Work to complete. Write out every line of the material as it stands, apart from the pictures.

Data for this task.
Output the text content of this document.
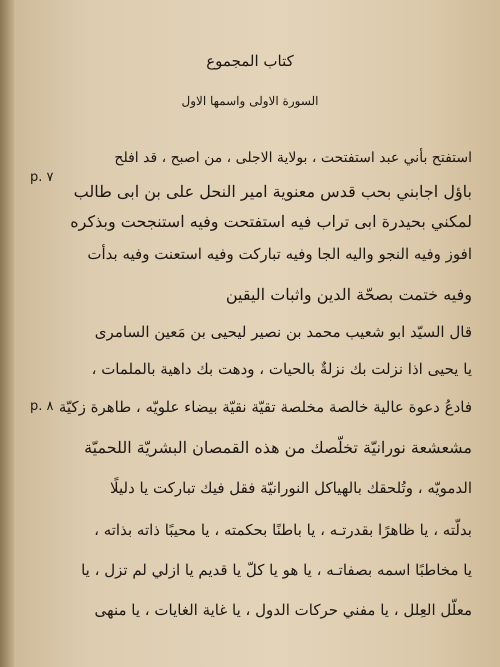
كتاب المجموع
السورة الاولى واسمها الاول
p. ٧
p. ٨
استفتح بأني عبد استفتحت ، بولاية الاجلى ، من اصبح ، قد افلح
باؤل اجابني بحب قدس معنوية امير النحل على بن ابى طالب
لمكني بحيدرة ابى تراب فيه استفتحت وفيه استنجحت وبذكره
افوز وفيه النجو واليه الجا وفيه تباركت وفيه استعنت وفيه بدأت
وفيه ختمت بصحّة الدين واثبات اليقين
قال السيّد ابو شعيب محمد بن نصير ليحيى بن مَعين السامرى
يا يحيى اذا نزلت بك نزلةٌ بالحيات ، ودهت بك داهية بالملمات ،
فادعُ دعوة عالية خالصة مخلصة تقيّة نقيّة بيضاء علويّه ، طاهرة زكيّة
مشعشعة نورانيّة تخلّصك من هذه القمصان البشريّة اللحميّة
الدمويّه ، وتُلحقك بالهياكل النورانيّة فقل فيك تباركت يا دليلًا
بدلّته ، يا ظاهرًا بقدرتـه ، يا باطنًا بحكمته ، يا محيبًا ذاته بذاته ،
يا مخاطبًا اسمه بصفاتـه ، يا هو يا كلّ يا قديم يا ازلي لم تزل ، يا
معلّل العِلل ، يا مفني حركات الدول ، يا غاية الغايات ، يا منهى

Task result.
Output the text content of this document.
كتاب المجموع
السورة الاولى واسمها الاول
p. ٧
p. ٨
استفتح بأني عبد استفتحت ، بولاية الاجلى ، من اصبح ، قد افلح
باؤل اجابني بحب قدس معنوية امير النحل على بن ابى طالب
لمكني بحيدرة ابى تراب فيه استفتحت وفيه استنجحت وبذكره
افوز وفيه النجو واليه الجا وفيه تباركت وفيه استعنت وفيه بدأت
وفيه ختمت بصحّة الدين واثبات اليقين
قال السيّد ابو شعيب محمد بن نصير ليحيى بن مَعين السامرى
يا يحيى اذا نزلت بك نزلةٌ بالحيات ، ودهت بك داهية بالملمات ،
فادعُ دعوة عالية خالصة مخلصة تقيّة نقيّة بيضاء علويّه ، طاهرة زكيّة
مشعشعة نورانيّة تخلّصك من هذه القمصان البشريّة اللحميّة
الدمويّه ، وتُلحقك بالهياكل النورانيّة فقل فيك تباركت يا دليلًا
بدلّته ، يا ظاهرًا بقدرتـه ، يا باطنًا بحكمته ، يا محيبًا ذاته بذاته ،
يا مخاطبًا اسمه بصفاتـه ، يا هو يا كلّ يا قديم يا ازلي لم تزل ، يا
معلّل العِلل ، يا مفني حركات الدول ، يا غاية الغايات ، يا منهى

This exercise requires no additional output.